**SHORT PROBLEM:** Omit the pictures, then reproduce every remaining record exactly.

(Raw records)
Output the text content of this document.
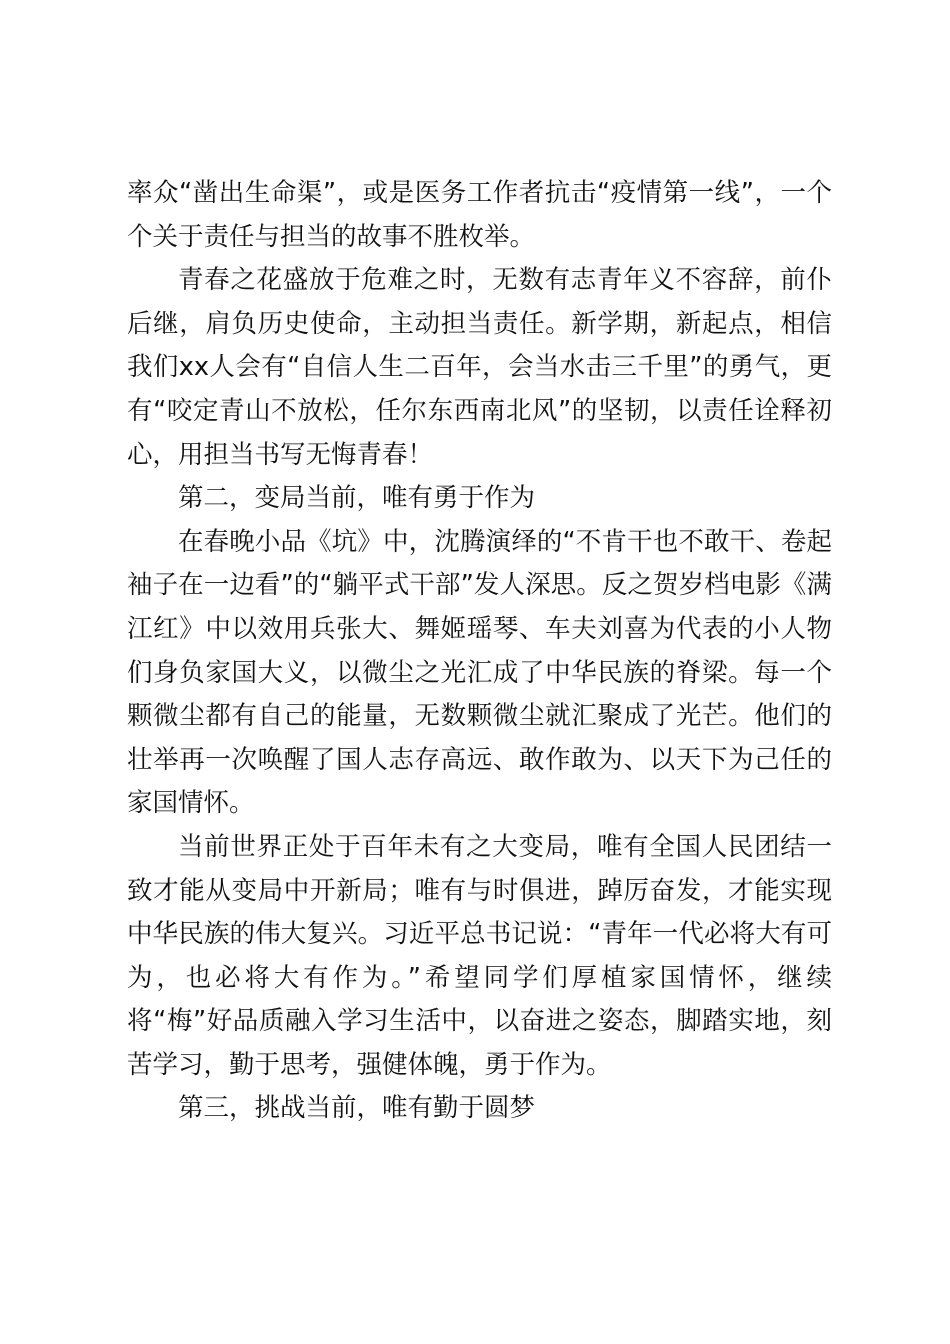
率众“凿出生命渠”，或是医务工作者抗击“疫情第一线”，一个个关于责任与担当的故事不胜枚举。

青春之花盛放于危难之时，无数有志青年义不容辞，前仆后继，肩负历史使命，主动担当责任。新学期，新起点，相信我们xx人会有“自信人生二百年，会当水击三千里”的勇气，更有“咬定青山不放松，任尔东西南北风”的坚韧，以责任诠释初心，用担当书写无悔青春！

第二，变局当前，唯有勇于作为

在春晚小品《坑》中，沈腾演绎的“不肯干也不敢干、卷起袖子在一边看”的“躺平式干部”发人深思。反之贺岁档电影《满江红》中以效用兵张大、舞姬瑶琴、车夫刘喜为代表的小人物们身负家国大义，以微尘之光汇成了中华民族的脊梁。每一个颗微尘都有自己的能量，无数颗微尘就汇聚成了光芒。他们的壮举再一次唤醒了国人志存高远、敢作敢为、以天下为己任的家国情怀。

当前世界正处于百年未有之大变局，唯有全国人民团结一致才能从变局中开新局；唯有与时俱进，踔厉奋发，才能实现中华民族的伟大复兴。习近平总书记说：“青年一代必将大有可为，也必将大有作为。”希望同学们厚植家国情怀，继续将“梅”好品质融入学习生活中，以奋进之姿态，脚踏实地，刻苦学习，勤于思考，强健体魄，勇于作为。

第三，挑战当前，唯有勤于圆梦
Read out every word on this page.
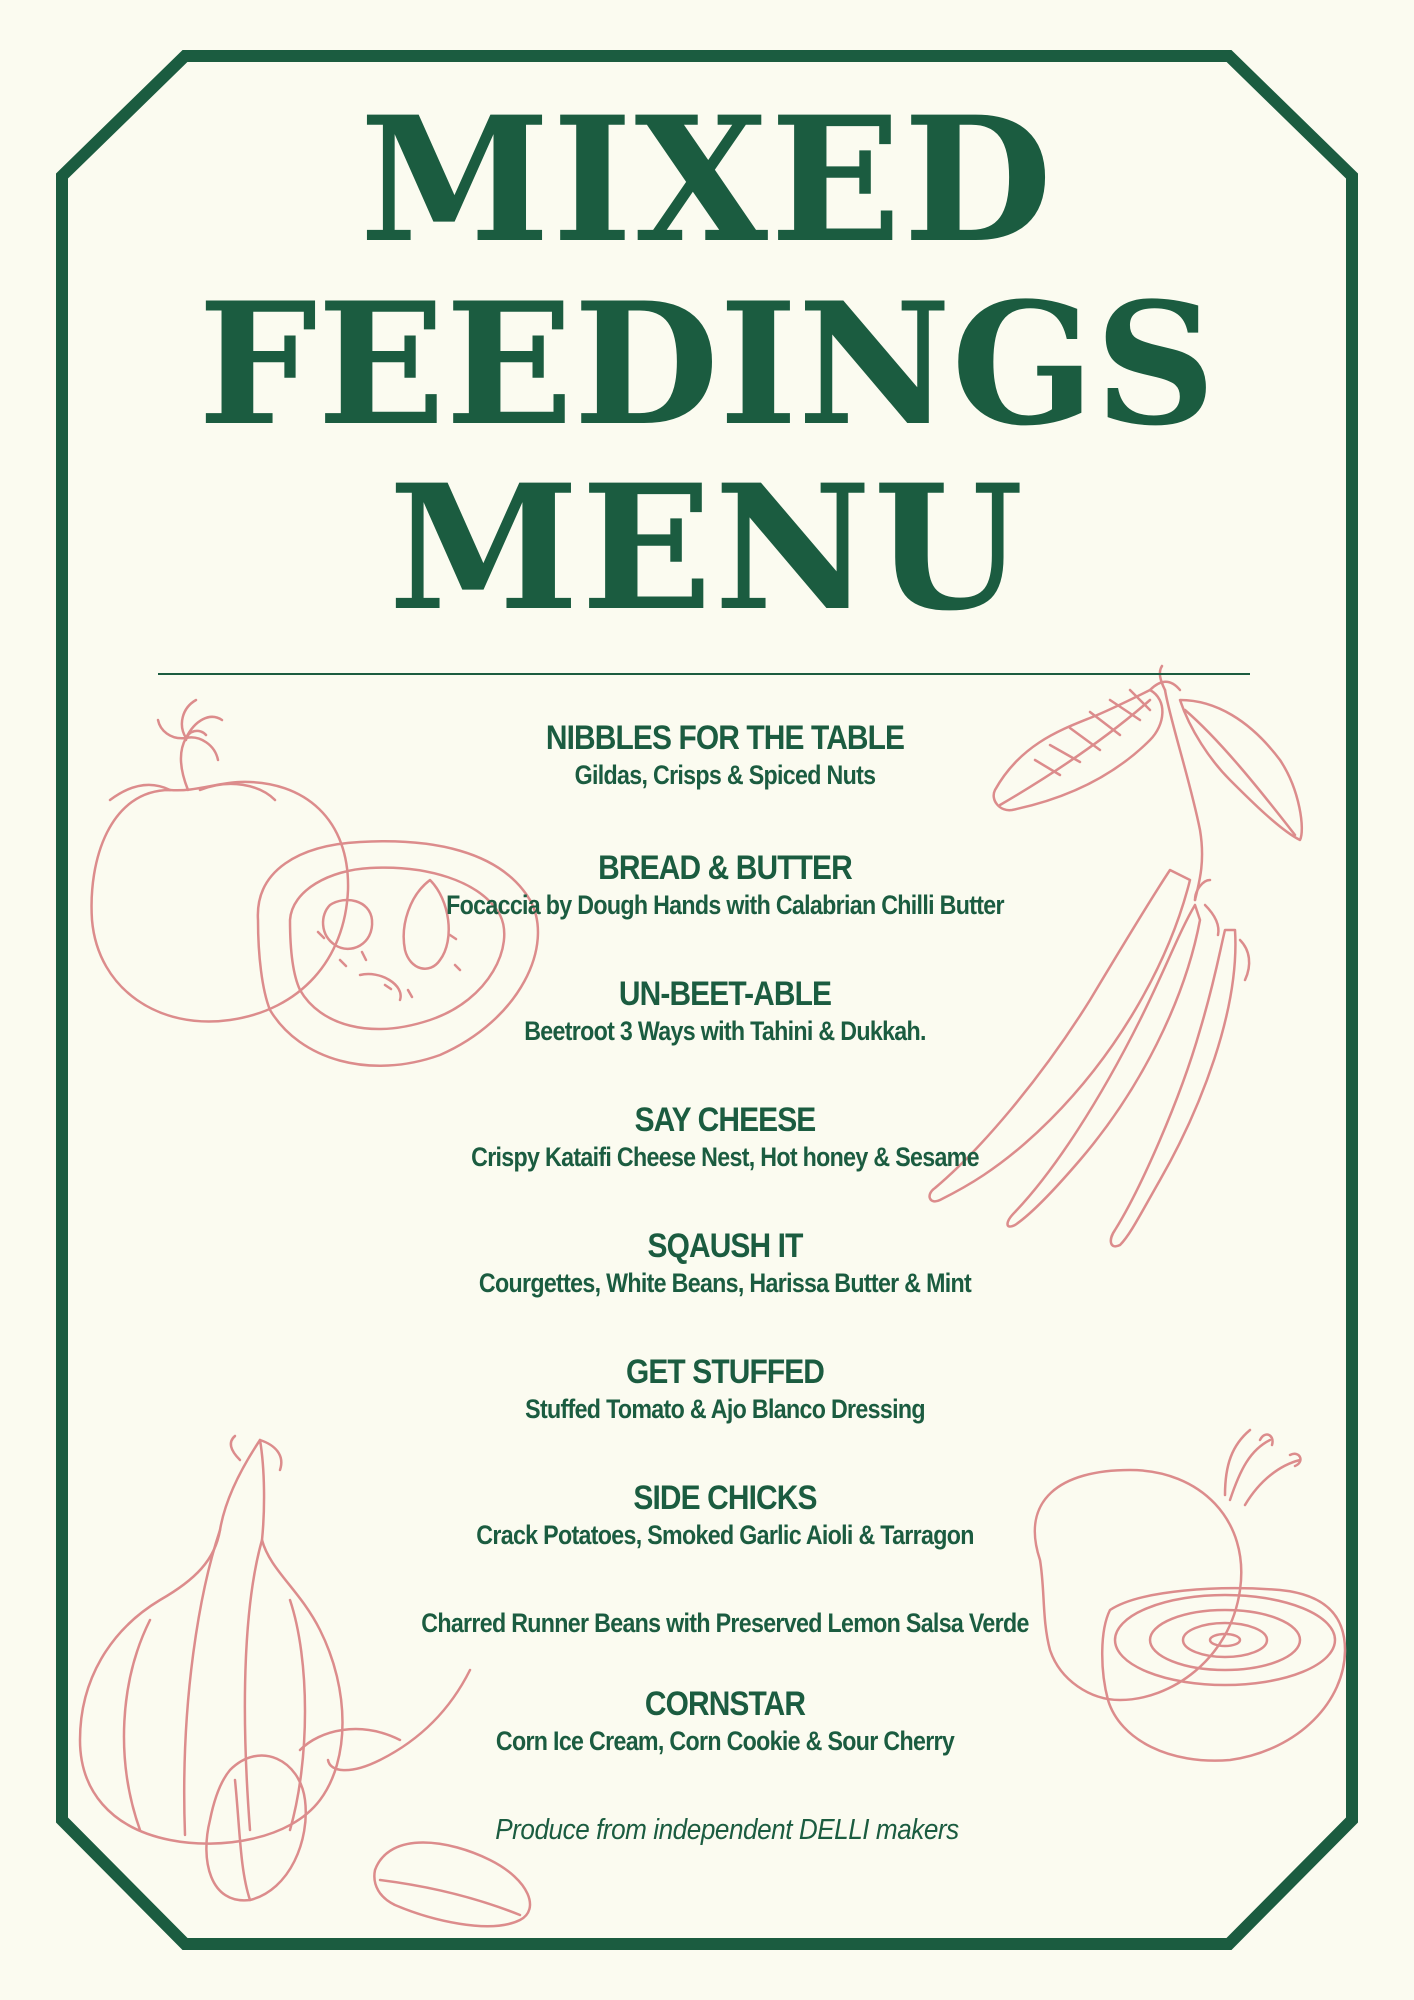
MIXED
FEEDINGS
MENU
NIBBLES FOR THE TABLE
Gildas, Crisps & Spiced Nuts
BREAD & BUTTER
Focaccia by Dough Hands with Calabrian Chilli Butter
UN-BEET-ABLE
Beetroot 3 Ways with Tahini & Dukkah.
SAY CHEESE
Crispy Kataifi Cheese Nest, Hot honey & Sesame
SQAUSH IT
Courgettes, White Beans, Harissa Butter & Mint
GET STUFFED
Stuffed Tomato & Ajo Blanco Dressing
SIDE CHICKS
Crack Potatoes, Smoked Garlic Aioli & Tarragon
Charred Runner Beans with Preserved Lemon Salsa Verde
CORNSTAR
Corn Ice Cream, Corn Cookie & Sour Cherry
Produce from independent DELLI makers
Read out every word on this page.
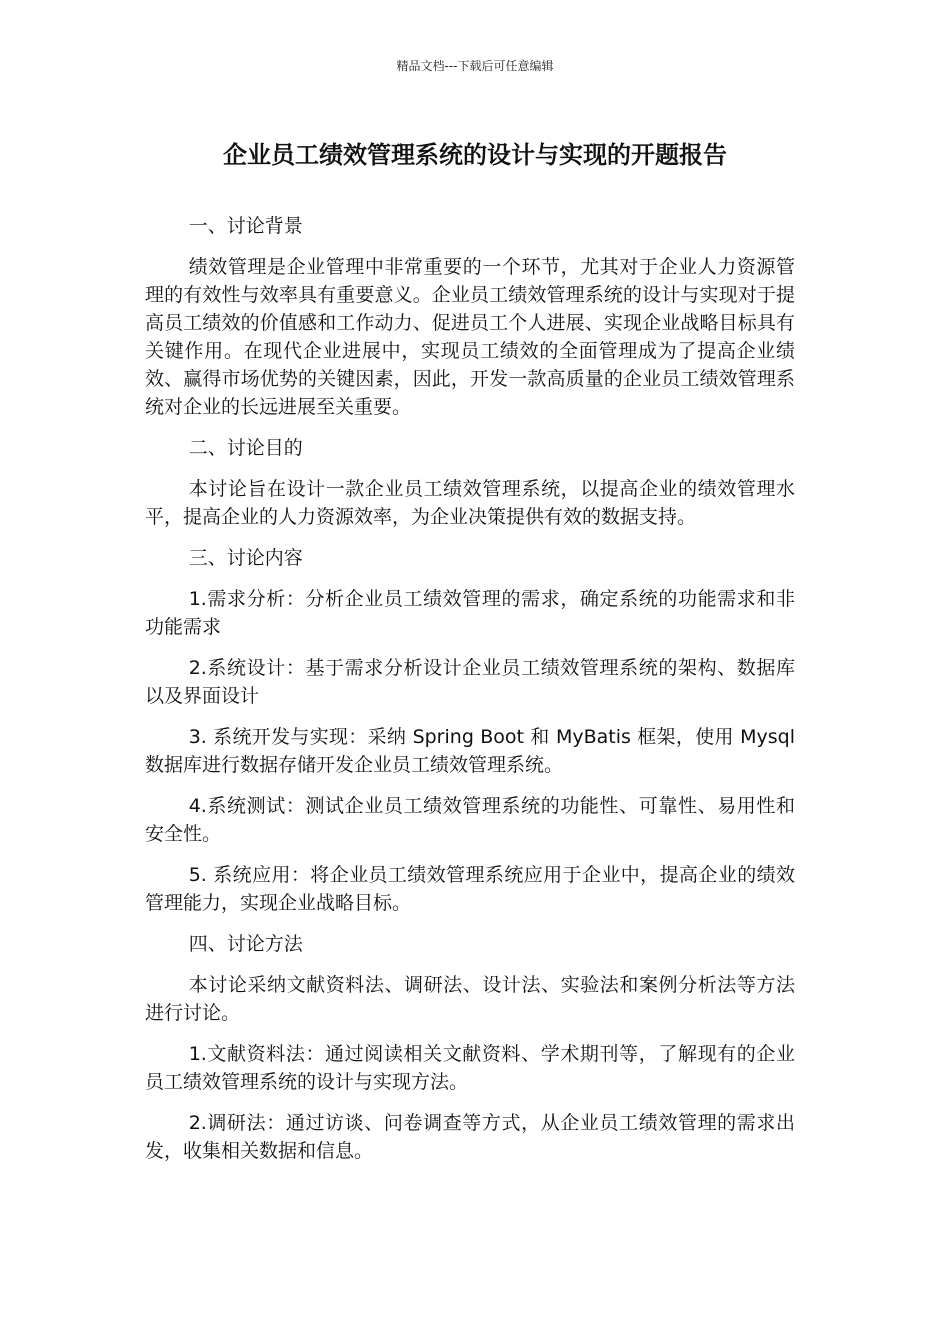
精品文档---下载后可任意编辑
企业员工绩效管理系统的设计与实现的开题报告

一、讨论背景

绩效管理是企业管理中非常重要的一个环节，尤其对于企业人力资源管理的有效性与效率具有重要意义。企业员工绩效管理系统的设计与实现对于提高员工绩效的价值感和工作动力、促进员工个人进展、实现企业战略目标具有关键作用。在现代企业进展中，实现员工绩效的全面管理成为了提高企业绩效、赢得市场优势的关键因素，因此，开发一款高质量的企业员工绩效管理系统对企业的长远进展至关重要。

二、讨论目的

本讨论旨在设计一款企业员工绩效管理系统，以提高企业的绩效管理水平，提高企业的人力资源效率，为企业决策提供有效的数据支持。

三、讨论内容

1.需求分析：分析企业员工绩效管理的需求，确定系统的功能需求和非功能需求

2.系统设计：基于需求分析设计企业员工绩效管理系统的架构、数据库以及界面设计

3. 系统开发与实现：采纳 Spring Boot 和 MyBatis 框架，使用 Mysql 数据库进行数据存储开发企业员工绩效管理系统。

4.系统测试：测试企业员工绩效管理系统的功能性、可靠性、易用性和安全性。

5. 系统应用：将企业员工绩效管理系统应用于企业中，提高企业的绩效管理能力，实现企业战略目标。

四、讨论方法

本讨论采纳文献资料法、调研法、设计法、实验法和案例分析法等方法进行讨论。

1.文献资料法：通过阅读相关文献资料、学术期刊等，了解现有的企业员工绩效管理系统的设计与实现方法。

2.调研法：通过访谈、问卷调查等方式，从企业员工绩效管理的需求出发，收集相关数据和信息。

**PROBLEM SOLUTION:**
Output the text content of this document.
率众“凿出生命渠”，或是医务工作者抗击“疫情第一线”，一个个关于责任与担当的故事不胜枚举。

青春之花盛放于危难之时，无数有志青年义不容辞，前仆后继，肩负历史使命，主动担当责任。新学期，新起点，相信我们xx人会有“自信人生二百年，会当水击三千里”的勇气，更有“咬定青山不放松，任尔东西南北风”的坚韧，以责任诠释初心，用担当书写无悔青春！

第二，变局当前，唯有勇于作为

在春晚小品《坑》中，沈腾演绎的“不肯干也不敢干、卷起袖子在一边看”的“躺平式干部”发人深思。反之贺岁档电影《满江红》中以效用兵张大、舞姬瑶琴、车夫刘喜为代表的小人物们身负家国大义，以微尘之光汇成了中华民族的脊梁。每一个颗微尘都有自己的能量，无数颗微尘就汇聚成了光芒。他们的壮举再一次唤醒了国人志存高远、敢作敢为、以天下为己任的家国情怀。

当前世界正处于百年未有之大变局，唯有全国人民团结一致才能从变局中开新局；唯有与时俱进，踔厉奋发，才能实现中华民族的伟大复兴。习近平总书记说：“青年一代必将大有可为，也必将大有作为。”希望同学们厚植家国情怀，继续将“梅”好品质融入学习生活中，以奋进之姿态，脚踏实地，刻苦学习，勤于思考，强健体魄，勇于作为。

第三，挑战当前，唯有勤于圆梦
Read out every word on this page.
MIXED
FEEDINGS
MENU
NIBBLES FOR THE TABLE
Gildas, Crisps & Spiced Nuts
BREAD & BUTTER
Focaccia by Dough Hands with Calabrian Chilli Butter
UN-BEET-ABLE
Beetroot 3 Ways with Tahini & Dukkah.
SAY CHEESE
Crispy Kataifi Cheese Nest, Hot honey & Sesame
SQAUSH IT
Courgettes, White Beans, Harissa Butter & Mint
GET STUFFED
Stuffed Tomato & Ajo Blanco Dressing
SIDE CHICKS
Crack Potatoes, Smoked Garlic Aioli & Tarragon
Charred Runner Beans with Preserved Lemon Salsa Verde
CORNSTAR
Corn Ice Cream, Corn Cookie & Sour Cherry
Produce from independent DELLI makers
Read out every word on this page.
精品文档---下载后可任意编辑
企业员工绩效管理系统的设计与实现的开题报告

一、讨论背景

绩效管理是企业管理中非常重要的一个环节，尤其对于企业人力资源管理的有效性与效率具有重要意义。企业员工绩效管理系统的设计与实现对于提高员工绩效的价值感和工作动力、促进员工个人进展、实现企业战略目标具有关键作用。在现代企业进展中，实现员工绩效的全面管理成为了提高企业绩效、赢得市场优势的关键因素，因此，开发一款高质量的企业员工绩效管理系统对企业的长远进展至关重要。

二、讨论目的

本讨论旨在设计一款企业员工绩效管理系统，以提高企业的绩效管理水平，提高企业的人力资源效率，为企业决策提供有效的数据支持。

三、讨论内容

1.需求分析：分析企业员工绩效管理的需求，确定系统的功能需求和非功能需求

2.系统设计：基于需求分析设计企业员工绩效管理系统的架构、数据库以及界面设计

3. 系统开发与实现：采纳 Spring Boot 和 MyBatis 框架，使用 Mysql 数据库进行数据存储开发企业员工绩效管理系统。

4.系统测试：测试企业员工绩效管理系统的功能性、可靠性、易用性和安全性。

5. 系统应用：将企业员工绩效管理系统应用于企业中，提高企业的绩效管理能力，实现企业战略目标。

四、讨论方法

本讨论采纳文献资料法、调研法、设计法、实验法和案例分析法等方法进行讨论。

1.文献资料法：通过阅读相关文献资料、学术期刊等，了解现有的企业员工绩效管理系统的设计与实现方法。

2.调研法：通过访谈、问卷调查等方式，从企业员工绩效管理的需求出发，收集相关数据和信息。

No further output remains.